Suriye iç savaşının seyrinin ne tarafa evrileceği belli değilken, İran, ABD ve Esed yönetimi birlikte bir adım atarak, Celal Talabani üzerinden PKK’yı ikna etmiş, Suriye’nin Türkiye sınırlarını PKK’ya devretme karşılığında çözüm sürecinden vazgeçmelerini sağlamıştır. PKK çözüm sürecinden vazgeçip terör eylemlerine başladığı sırada, FETÖ güvenlik bürokrasisinin tamamına hakim olduğu için hiçbir terör örgütünün eylem yapmakta zorlanmayacağı güvensiz bir Türkiye ortamı vardı. Bir gün PKK on ilde birden bomba patlatıyor, DEAŞ ve FETÖ kaos girişimlerine devam ediyor, bütün bu olup bitenler karşısında AK Parti’de büyük kafa karışıklığı yaşanıyordu. Parti içerisinde Başbakanın içine düşmüş olduğu siyasi rekabet ve liderlik tutkusu, bütün bu olup bitenlerin anlaşılmasını zorlaştırıyordu. Bir yönüyle kendisi ve etrafında kümelenen cahil danışman güruhun siyasi derinlik isteyen çetrefilli konuları okuma kabiliyeti yoktu. Çözüm sürecini sabote eden PKK, bu konuda hükümeti suçlamaktan da geri durmadı. Bu konuda sağlıklı bir açıklama ancak Kobani olaylarının yıldönümünde Recep Tayyip Erdoğan tarafından, bir yıl sonra yapılmıştır.

HDP Eş Genel Başkanı Mithat Sancar
HDP Eş Genel Başkanı Mithat Sancar, CHP Genel Başkanı Kemal Kılıçdaroğlu'nu CHP Genel Merkezi'nde ziyaret etti. Görüşme sonrasında gerçekleştirilen basın toplantısına Kılıçdaroğlu ve diğer CHP’liler katılmadı. (Ali Balıkçı/AA, 5 Şubat 2021)

 

PKK bölge halkı için tarihi bir fırsat olan çözüm sürecinden vazgeçtiği gibi, küresel güçlerin ve İran’ın akıl hocalığında, kent merkezlerinde çukurlar kazarak Türkiye’den toprak koparma girişiminde bulunmuştur. İl il özerklik ilan girişimi, ancak 15-20 kişilik guruplarla yapılabiliyor ve sağduyulu bölge insanı PKK’ya bilinçli ilk tepkisini göstermeye başlamış oluyordu. Çukur eylemlerinden sonra bu tepki daha belirgin hale gelecekti. O günden sonra Güneydoğu Anadolu’da halk PKK’nın hiçbir eylem çağrısına cevap vermemiştir. Ayrıca HDP’nin hiçbir mitingine kalabalık halinde katılmamıştır. Bu tepkinin arka planında üç şeyin etkili olduğunu düşünüyorum:

  1. PKK çözüm sürecini küresel güçlerin ve İran’ın isteği doğrultusunda Suriye’de elde edeceği imkan karşılığında satmıştır.

#### [Veri bölümü]
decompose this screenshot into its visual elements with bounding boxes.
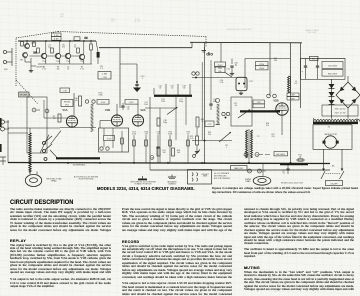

#### [Görev 1]
Aşağıdaki üç ifadenin yukarıdaki çözüm süreci konulu alıntı metinle uyuşup uyuşmadığını belirtin. Her biri için evet ya da hayır deyin ve metindeki belirleyici sözleri aynen alıntılayın. (a) Erdoğan'ın konuya ilişkin açıklaması Kobani olaylarının yıldönümünde yapılmıştır. (b) Sancar'ın ziyaretinden sonraki basın toplantısına Kılıçdaroğlu katılmıştır. (c) İl il özerklik ilan girişimleri kalabalık kitlelerle yapılabilmiştir.
#### [Görev 2]
Çözüm süreci konulu alıntı metinde adı geçen siyasi partilerin tamamını sıralayın.
#### [Görev 3]
Çözüm süreci konulu alıntı metni son cümlesinden sonra sürdürün.

#### [Alıştırma sonucu 1]
(a) Evet: "Bu konuda sağlıklı bir açıklama ancak Kobani olaylarının yıldönümünde Recep Tayyip Erdoğan tarafından, bir yıl sonra yapılmıştır."
(b) Hayır: "Görüşme sonrasında gerçekleştirilen basın toplantısına Kılıçdaroğlu ve diğer CHP’liler katılmadı."
(c) Hayır: "İl il özerklik ilan girişimi, ancak 15-20 kişilik guruplarla yapılabiliyor"

#### [Alıştırma sonucu 2]
AK Parti, HDP, CHP

#### [Alıştırma sonucu 3]
  2. Çukur eylemlerinde evleri mevzi olarak kullanmak için Kürt vatandaşların hanesine tecavüz etmiştir. Kendi çocukları lüks semtlerde refah içerisinde yaşarken, gariban Kürt çocuklarını çocuk yaşta ölüme sürüklemiştir.
  3. HDP siyaseten Türkiye partisi olmak yerine hem kendisini teröre teslim etmiş hem de Türkiye’nin jakoben partileri ile ittifaka girmiştir.

Bugün, HDP’nin içerisine düştüğü duruma bakacak olursak, kaderin cilvesi midir bilinmez, zulme uğrayanlarla zulmedenler ittifak etmiş, demokrasiyi getiren Recep Tayyip Erdoğan’a karşı düşmanlık yapmaktadırlar. Ebetteki bu durumun sosyolojik, siyasi ve tarihsel sebepleri vardır.

 

Travmadan Sonrası

Türkiye’nin Suriye iç savaşında içine düşmüş olduğu açmazda, siyasal kararların alınmasına altlık teşkil eden askeri stratejik bilgi kaynaklarının FETÖ’nün elinde olması ve Türkiye düşmanlarının lehine kullanılmasının, bu olup biteni okuyacak basiretten yoksun bir dışişleri bakanının varlığının, çözüm sürecinde PKK’nın devlet zaafından istifade ederek zayıflamak yerine güç kazanmasının ve süreçlerin tamamında hıyanet içerisinde olan FETÖ bürokrasisinin etkisi büyüktür. Reyhanlı saldırısını veya DEAŞ’ın PKK’ya saldırdığı izlenimini vererek Türkiye içerisinde kaos çıkarmayı hedefleyen birkaç saldırısını okumak, olan biteni anlamak için yeterlidir.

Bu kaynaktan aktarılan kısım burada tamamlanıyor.